Consignes:
a) Recopiez fidèlement le passage du texte sur les vocations en Allemagne qui va de "Les vocations en" jusqu'à "de la pastorale.".
b) Selon le texte sur les vocations en Allemagne, sur quelle période porte la rétrospective évoquée ?

Extrait du texte:
Les vocations en Allemagne


Marietheres Bücking
laïque
Centre de pastorale des vocations, Fribourg

Situation

Une rétrospective sur ces vingt dernières années fait apparaître une diminution significative des vocations au ministère presbytéral et à la vie religieuse dans tous les diocèses de la République Fédérale d’Allemagne. La courbe décroît de façon significative mais se stabilise sur le niveau le plus faible. Cela est dû au fait qu’alors même que le thème de la vocation n’est pas un thème central de la pastorale, il trouve davantage d’échos et d’intérêt dans l’ensemble. Il faut affirmer une plus grande disposition à prendre au sérieux la pastorale des vocations à tous les niveaux de l’Eglise et dans bien des domaines de la pastorale.

Extraits d'un corpus d'annotation de mise en page:
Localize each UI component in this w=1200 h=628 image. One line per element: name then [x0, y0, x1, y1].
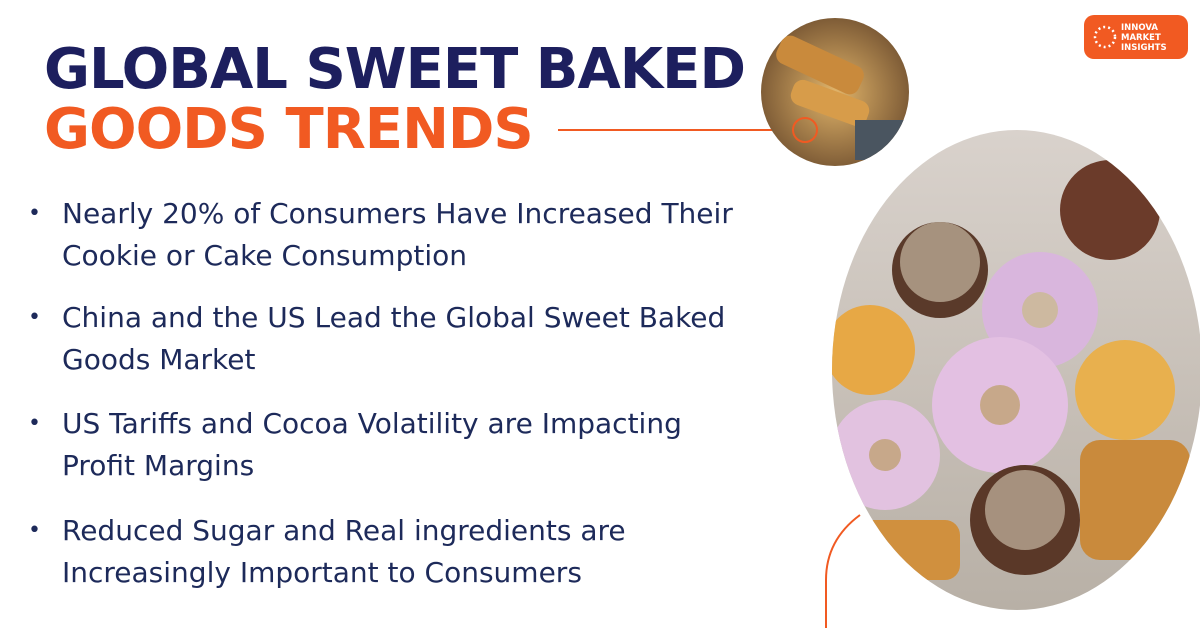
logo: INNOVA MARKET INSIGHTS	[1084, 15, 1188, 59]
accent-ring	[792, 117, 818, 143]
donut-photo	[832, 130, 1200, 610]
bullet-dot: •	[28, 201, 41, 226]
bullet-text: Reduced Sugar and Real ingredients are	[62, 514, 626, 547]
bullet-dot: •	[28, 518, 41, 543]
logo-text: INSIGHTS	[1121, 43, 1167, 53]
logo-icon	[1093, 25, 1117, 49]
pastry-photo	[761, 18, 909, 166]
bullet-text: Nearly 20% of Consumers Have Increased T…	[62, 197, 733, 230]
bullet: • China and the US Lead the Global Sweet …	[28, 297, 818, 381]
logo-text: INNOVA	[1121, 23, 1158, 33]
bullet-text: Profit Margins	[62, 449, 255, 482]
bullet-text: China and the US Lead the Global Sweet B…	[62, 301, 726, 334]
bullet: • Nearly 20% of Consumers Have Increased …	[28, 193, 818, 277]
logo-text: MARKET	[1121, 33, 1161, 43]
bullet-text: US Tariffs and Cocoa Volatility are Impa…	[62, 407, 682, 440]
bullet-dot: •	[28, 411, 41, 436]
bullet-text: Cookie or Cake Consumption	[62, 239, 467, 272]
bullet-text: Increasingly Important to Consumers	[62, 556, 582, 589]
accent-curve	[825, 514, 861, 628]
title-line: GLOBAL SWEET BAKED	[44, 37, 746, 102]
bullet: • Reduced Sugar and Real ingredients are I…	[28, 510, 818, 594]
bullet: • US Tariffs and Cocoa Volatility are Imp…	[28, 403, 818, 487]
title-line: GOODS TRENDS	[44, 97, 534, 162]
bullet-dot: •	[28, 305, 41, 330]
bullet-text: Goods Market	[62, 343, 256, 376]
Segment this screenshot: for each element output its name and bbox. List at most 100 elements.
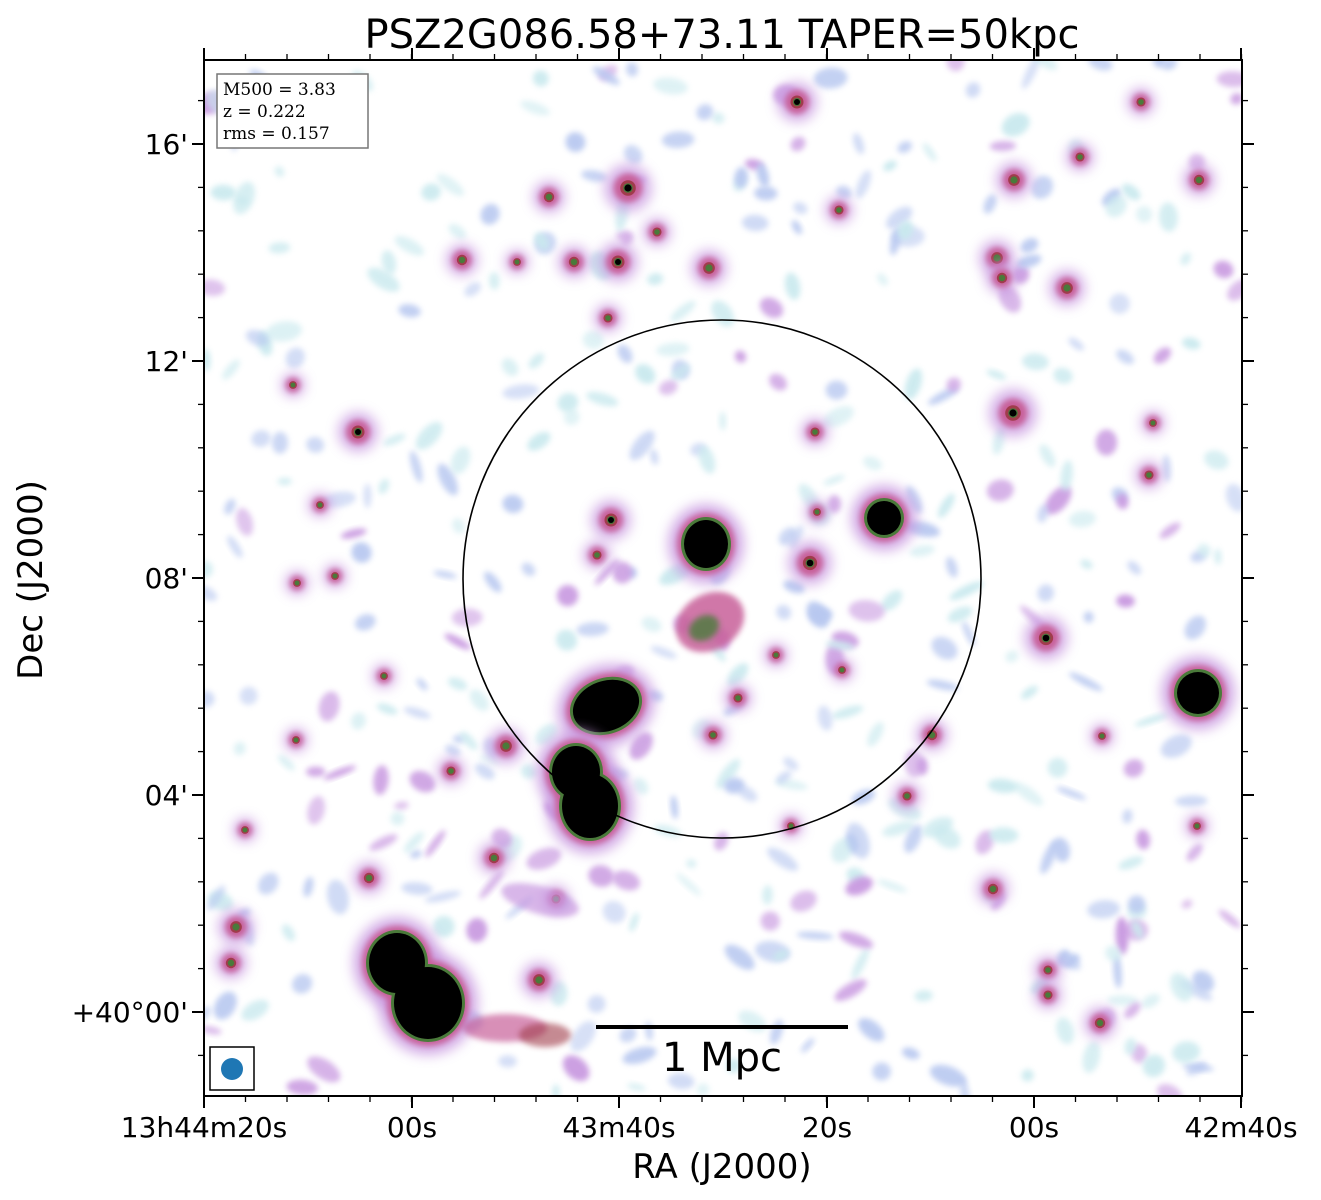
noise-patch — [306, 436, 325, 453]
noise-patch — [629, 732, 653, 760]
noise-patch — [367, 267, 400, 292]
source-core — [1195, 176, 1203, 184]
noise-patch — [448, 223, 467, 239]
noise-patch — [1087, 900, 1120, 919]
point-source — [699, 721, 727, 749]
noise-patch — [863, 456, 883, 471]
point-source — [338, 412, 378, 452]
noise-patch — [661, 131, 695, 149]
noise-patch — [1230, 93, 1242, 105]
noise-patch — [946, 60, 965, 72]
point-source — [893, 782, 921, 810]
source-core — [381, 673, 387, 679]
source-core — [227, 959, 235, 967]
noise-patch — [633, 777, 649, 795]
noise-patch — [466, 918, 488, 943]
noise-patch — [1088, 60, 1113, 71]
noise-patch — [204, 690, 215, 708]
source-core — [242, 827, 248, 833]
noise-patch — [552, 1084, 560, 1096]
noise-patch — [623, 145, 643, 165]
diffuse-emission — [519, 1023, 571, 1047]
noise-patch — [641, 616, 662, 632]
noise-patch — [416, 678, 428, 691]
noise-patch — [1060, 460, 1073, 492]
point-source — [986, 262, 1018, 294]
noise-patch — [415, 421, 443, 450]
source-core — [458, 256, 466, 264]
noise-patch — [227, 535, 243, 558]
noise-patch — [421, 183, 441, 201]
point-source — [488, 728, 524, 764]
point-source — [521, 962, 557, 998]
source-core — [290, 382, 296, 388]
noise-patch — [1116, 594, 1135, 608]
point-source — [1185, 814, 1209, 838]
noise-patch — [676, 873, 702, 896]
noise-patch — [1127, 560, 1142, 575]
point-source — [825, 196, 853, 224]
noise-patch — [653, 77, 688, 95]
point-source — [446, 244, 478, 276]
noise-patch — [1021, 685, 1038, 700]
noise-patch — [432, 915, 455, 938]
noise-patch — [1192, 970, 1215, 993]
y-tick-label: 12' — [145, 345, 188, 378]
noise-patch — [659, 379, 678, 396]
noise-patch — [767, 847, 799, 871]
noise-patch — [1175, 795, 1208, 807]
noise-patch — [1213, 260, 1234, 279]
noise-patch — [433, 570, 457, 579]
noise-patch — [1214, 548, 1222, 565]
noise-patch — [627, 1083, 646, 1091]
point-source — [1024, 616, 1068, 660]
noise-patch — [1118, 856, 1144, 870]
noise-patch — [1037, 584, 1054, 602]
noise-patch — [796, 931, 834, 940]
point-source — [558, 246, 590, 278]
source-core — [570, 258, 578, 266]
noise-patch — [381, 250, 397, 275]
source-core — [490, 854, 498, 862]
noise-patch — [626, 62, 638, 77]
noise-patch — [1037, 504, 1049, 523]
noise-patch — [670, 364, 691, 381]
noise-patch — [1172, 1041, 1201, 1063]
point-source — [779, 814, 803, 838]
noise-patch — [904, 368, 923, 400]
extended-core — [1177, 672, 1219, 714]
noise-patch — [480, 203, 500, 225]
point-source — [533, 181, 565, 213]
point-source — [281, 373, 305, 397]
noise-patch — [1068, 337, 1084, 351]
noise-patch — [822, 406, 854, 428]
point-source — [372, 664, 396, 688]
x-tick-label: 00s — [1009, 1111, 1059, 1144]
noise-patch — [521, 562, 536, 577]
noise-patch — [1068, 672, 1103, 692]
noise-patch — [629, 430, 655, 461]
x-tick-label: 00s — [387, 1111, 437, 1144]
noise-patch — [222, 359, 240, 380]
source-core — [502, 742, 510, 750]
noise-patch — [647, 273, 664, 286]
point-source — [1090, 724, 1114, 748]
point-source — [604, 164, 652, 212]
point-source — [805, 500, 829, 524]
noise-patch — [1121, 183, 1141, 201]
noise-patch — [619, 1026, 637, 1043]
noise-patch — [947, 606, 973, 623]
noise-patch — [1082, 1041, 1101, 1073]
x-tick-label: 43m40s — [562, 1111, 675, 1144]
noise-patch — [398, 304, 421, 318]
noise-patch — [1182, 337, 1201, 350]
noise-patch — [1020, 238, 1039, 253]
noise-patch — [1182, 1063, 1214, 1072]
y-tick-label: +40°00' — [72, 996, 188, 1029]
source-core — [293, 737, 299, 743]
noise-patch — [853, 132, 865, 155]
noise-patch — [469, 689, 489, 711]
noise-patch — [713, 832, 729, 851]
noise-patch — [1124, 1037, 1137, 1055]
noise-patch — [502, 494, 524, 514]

...

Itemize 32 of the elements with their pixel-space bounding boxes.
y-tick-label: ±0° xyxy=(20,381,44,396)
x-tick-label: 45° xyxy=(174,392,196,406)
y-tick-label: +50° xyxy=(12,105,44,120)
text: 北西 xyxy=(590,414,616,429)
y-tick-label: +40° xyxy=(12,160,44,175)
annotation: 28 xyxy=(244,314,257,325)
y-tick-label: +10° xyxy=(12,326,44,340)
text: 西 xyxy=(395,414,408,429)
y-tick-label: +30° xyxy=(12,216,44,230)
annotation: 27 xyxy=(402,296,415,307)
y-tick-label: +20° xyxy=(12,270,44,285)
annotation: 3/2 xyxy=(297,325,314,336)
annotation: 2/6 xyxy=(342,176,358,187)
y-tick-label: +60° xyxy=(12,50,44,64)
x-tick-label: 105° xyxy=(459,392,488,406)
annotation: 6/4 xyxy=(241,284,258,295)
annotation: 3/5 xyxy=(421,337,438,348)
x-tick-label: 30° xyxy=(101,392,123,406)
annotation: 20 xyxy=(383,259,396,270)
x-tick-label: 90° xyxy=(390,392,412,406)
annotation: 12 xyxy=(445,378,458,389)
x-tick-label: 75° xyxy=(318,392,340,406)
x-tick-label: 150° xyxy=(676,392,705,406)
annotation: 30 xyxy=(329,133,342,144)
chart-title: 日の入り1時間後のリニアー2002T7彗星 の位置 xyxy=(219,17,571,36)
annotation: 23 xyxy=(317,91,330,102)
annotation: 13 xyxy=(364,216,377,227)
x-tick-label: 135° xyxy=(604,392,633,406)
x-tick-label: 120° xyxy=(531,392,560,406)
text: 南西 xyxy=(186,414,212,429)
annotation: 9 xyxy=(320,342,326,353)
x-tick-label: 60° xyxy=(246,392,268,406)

Résultats:
a)
Les vocations en Allemagne


Marietheres Bücking
laïque
Centre de pastorale des vocations, Fribourg

Situation

Une rétrospective sur ces vingt dernières années fait apparaître une diminution significative des vocations au ministère presbytéral et à la vie religieuse dans tous les diocèses de la République Fédérale d’Allemagne. La courbe décroît de façon significative mais se stabilise sur le niveau le plus faible. Cela est dû au fait qu’alors même que le thème de la vocation n’est pas un thème central de la pastorale, il trouve davantage d’échos et d’intérêt dans l’ensemble. Il faut affirmer une plus grande disposition à prendre au sérieux la pastorale des vocations à tous les niveaux de l’Eglise et dans bien des domaines de la pastorale.

b) Sur les vingt dernières années.